> _Aim_:
Reproduce verbatim the lines of the data from the first line through the line containing "chatgpt-icon — [68, 21, 86, 39]", including both.

> _Material shown_:
== == ==

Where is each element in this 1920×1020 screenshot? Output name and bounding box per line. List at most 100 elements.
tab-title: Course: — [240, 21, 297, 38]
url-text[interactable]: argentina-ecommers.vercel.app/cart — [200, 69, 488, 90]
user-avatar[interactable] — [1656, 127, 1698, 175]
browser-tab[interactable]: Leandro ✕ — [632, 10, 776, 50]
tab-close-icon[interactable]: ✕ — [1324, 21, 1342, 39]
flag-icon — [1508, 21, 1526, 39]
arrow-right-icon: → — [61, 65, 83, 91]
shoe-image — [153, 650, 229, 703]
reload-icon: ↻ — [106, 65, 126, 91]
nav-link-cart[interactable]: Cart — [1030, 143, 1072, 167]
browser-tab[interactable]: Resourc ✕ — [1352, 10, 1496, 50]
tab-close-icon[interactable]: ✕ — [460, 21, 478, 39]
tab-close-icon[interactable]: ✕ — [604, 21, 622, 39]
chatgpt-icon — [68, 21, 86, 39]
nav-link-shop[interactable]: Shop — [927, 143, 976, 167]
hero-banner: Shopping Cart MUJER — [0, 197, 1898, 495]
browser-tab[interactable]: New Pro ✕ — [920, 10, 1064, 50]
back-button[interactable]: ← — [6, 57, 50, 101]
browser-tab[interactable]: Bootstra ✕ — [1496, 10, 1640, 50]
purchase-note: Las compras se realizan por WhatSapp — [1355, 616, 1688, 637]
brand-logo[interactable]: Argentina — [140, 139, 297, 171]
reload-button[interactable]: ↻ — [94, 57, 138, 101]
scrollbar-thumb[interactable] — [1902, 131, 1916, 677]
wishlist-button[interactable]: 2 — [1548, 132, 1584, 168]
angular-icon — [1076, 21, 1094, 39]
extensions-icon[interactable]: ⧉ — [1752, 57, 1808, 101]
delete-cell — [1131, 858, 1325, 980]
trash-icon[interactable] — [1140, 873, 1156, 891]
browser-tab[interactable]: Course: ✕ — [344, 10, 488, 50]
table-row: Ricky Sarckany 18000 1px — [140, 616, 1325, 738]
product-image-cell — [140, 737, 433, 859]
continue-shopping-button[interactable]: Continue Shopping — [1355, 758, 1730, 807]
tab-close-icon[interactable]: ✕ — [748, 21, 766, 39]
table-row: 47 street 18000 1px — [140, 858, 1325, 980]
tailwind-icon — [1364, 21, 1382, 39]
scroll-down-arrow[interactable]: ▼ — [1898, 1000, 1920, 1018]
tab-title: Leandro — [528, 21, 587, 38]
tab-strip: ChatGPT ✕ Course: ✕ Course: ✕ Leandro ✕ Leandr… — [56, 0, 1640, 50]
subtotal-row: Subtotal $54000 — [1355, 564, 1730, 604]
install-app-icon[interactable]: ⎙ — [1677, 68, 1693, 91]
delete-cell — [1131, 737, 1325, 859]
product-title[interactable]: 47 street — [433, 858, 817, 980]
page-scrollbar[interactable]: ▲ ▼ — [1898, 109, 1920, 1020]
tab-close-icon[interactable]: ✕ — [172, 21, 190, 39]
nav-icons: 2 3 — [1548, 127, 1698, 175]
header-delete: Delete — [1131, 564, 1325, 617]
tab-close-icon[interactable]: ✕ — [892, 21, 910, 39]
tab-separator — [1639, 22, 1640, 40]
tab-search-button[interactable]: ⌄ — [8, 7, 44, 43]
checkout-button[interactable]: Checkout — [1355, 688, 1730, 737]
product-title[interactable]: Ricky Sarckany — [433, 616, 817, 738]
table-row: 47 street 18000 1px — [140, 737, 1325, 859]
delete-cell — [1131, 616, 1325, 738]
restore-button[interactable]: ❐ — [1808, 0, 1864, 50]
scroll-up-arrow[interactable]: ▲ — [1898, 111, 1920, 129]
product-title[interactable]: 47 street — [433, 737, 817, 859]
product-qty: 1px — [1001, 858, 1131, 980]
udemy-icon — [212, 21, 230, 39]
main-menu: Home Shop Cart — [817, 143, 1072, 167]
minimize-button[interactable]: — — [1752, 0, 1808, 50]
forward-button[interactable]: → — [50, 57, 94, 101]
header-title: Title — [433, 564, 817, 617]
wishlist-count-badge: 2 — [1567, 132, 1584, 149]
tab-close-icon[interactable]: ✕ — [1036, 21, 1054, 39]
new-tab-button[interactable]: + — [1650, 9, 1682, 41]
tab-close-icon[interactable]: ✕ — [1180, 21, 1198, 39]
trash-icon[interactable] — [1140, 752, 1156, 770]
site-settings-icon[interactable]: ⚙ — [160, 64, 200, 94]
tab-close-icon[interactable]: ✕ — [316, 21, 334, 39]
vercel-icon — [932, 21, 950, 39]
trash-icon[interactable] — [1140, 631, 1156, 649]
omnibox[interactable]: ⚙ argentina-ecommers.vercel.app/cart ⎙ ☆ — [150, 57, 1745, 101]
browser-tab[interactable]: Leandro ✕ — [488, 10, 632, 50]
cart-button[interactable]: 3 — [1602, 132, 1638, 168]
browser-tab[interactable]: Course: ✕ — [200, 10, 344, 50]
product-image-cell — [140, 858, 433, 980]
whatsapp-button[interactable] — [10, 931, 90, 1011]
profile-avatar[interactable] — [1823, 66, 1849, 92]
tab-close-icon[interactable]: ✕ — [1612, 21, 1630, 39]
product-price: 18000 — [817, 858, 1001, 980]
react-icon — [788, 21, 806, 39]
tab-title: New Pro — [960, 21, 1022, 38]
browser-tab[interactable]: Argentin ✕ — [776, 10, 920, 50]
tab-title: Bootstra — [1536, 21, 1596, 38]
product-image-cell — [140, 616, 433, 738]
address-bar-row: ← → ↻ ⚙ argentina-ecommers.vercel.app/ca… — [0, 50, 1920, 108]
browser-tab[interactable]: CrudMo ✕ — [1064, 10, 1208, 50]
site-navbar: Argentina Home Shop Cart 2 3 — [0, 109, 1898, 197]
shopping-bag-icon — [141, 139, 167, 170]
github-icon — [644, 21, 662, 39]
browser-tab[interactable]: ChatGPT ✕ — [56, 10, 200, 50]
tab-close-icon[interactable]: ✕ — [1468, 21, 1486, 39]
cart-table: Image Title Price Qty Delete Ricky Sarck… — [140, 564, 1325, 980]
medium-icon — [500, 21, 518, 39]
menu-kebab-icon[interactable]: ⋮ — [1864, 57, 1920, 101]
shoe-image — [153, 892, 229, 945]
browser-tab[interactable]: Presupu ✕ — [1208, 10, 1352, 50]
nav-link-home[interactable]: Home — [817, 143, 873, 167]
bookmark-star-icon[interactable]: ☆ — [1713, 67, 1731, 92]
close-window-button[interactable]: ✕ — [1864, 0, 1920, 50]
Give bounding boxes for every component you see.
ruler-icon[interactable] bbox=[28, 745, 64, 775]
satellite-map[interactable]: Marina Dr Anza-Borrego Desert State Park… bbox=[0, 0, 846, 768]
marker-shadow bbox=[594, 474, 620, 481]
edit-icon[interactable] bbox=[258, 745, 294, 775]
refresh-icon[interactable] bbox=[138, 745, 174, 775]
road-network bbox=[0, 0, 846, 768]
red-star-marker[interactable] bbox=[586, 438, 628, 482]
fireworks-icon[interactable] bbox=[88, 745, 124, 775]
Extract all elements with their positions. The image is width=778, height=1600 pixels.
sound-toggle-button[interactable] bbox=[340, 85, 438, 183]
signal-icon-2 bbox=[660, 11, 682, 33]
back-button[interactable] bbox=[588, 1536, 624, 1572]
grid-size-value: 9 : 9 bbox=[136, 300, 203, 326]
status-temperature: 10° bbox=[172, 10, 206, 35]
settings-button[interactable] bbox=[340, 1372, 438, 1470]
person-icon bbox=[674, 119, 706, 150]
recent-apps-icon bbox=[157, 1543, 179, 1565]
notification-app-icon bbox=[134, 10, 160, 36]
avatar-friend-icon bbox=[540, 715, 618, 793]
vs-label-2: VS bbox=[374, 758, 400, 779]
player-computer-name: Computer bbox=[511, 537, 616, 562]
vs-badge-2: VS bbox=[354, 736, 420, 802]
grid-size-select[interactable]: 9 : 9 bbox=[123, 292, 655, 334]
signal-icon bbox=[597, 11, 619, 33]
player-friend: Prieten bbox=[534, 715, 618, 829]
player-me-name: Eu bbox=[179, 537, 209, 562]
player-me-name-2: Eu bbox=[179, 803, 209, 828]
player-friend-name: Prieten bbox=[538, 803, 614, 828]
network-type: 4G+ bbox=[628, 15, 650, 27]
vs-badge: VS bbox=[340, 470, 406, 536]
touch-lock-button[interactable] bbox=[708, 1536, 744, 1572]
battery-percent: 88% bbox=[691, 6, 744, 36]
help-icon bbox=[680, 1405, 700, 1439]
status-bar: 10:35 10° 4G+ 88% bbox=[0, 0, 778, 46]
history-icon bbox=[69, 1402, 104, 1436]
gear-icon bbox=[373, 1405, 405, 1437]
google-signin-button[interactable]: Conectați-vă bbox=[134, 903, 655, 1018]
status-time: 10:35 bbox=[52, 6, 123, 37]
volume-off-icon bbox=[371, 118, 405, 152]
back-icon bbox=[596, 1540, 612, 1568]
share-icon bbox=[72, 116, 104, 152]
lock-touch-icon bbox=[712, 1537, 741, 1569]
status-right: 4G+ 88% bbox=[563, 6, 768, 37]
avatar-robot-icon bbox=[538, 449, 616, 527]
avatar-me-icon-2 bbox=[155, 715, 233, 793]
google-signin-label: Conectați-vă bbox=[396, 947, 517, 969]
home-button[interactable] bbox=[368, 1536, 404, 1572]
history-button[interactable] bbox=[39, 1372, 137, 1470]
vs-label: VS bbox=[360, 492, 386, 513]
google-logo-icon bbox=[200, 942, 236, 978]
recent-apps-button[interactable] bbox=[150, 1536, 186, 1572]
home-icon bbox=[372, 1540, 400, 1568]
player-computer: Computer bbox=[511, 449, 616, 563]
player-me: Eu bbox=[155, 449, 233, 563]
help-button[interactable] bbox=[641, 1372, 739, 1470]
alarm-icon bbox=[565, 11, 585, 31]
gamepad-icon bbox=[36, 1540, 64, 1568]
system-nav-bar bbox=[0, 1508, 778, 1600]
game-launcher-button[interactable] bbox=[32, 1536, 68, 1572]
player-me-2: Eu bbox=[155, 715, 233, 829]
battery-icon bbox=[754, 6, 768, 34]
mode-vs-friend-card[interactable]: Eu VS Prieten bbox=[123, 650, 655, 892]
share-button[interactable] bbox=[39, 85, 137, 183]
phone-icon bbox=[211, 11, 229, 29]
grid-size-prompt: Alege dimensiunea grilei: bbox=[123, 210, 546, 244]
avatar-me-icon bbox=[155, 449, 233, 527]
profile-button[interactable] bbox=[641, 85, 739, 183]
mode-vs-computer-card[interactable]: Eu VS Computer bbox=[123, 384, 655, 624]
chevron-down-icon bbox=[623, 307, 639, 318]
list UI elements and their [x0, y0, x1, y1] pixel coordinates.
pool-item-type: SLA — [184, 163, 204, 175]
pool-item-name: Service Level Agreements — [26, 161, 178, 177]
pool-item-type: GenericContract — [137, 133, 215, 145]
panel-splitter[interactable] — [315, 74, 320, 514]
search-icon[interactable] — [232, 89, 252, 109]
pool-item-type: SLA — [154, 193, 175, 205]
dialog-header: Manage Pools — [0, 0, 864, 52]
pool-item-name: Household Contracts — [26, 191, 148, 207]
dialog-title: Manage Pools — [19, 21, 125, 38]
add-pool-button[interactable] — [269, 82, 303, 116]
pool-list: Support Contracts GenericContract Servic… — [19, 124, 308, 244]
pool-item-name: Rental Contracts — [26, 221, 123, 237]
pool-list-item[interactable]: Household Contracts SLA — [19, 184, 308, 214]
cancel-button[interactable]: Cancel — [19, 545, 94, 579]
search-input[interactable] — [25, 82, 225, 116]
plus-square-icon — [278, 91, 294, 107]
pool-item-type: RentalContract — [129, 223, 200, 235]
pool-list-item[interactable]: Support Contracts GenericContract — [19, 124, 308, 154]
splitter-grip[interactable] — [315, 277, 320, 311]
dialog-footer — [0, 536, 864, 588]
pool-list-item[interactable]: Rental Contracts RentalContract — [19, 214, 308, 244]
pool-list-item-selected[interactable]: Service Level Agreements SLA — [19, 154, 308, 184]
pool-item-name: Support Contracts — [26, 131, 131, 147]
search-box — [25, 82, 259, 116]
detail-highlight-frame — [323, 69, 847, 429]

== == ==

> _Reply_:
Where is each element in this 1920×1020 screenshot? Output name and bounding box per line. List at most 100 elements.
tab-title: Course: — [240, 21, 297, 38]
url-text[interactable]: argentina-ecommers.vercel.app/cart — [200, 69, 488, 90]
user-avatar[interactable] — [1656, 127, 1698, 175]
browser-tab[interactable]: Leandro ✕ — [632, 10, 776, 50]
tab-close-icon[interactable]: ✕ — [1324, 21, 1342, 39]
flag-icon — [1508, 21, 1526, 39]
arrow-right-icon: → — [61, 65, 83, 91]
shoe-image — [153, 650, 229, 703]
reload-icon: ↻ — [106, 65, 126, 91]
nav-link-cart[interactable]: Cart — [1030, 143, 1072, 167]
browser-tab[interactable]: Resourc ✕ — [1352, 10, 1496, 50]
tab-close-icon[interactable]: ✕ — [460, 21, 478, 39]
tab-close-icon[interactable]: ✕ — [604, 21, 622, 39]
chatgpt-icon — [68, 21, 86, 39]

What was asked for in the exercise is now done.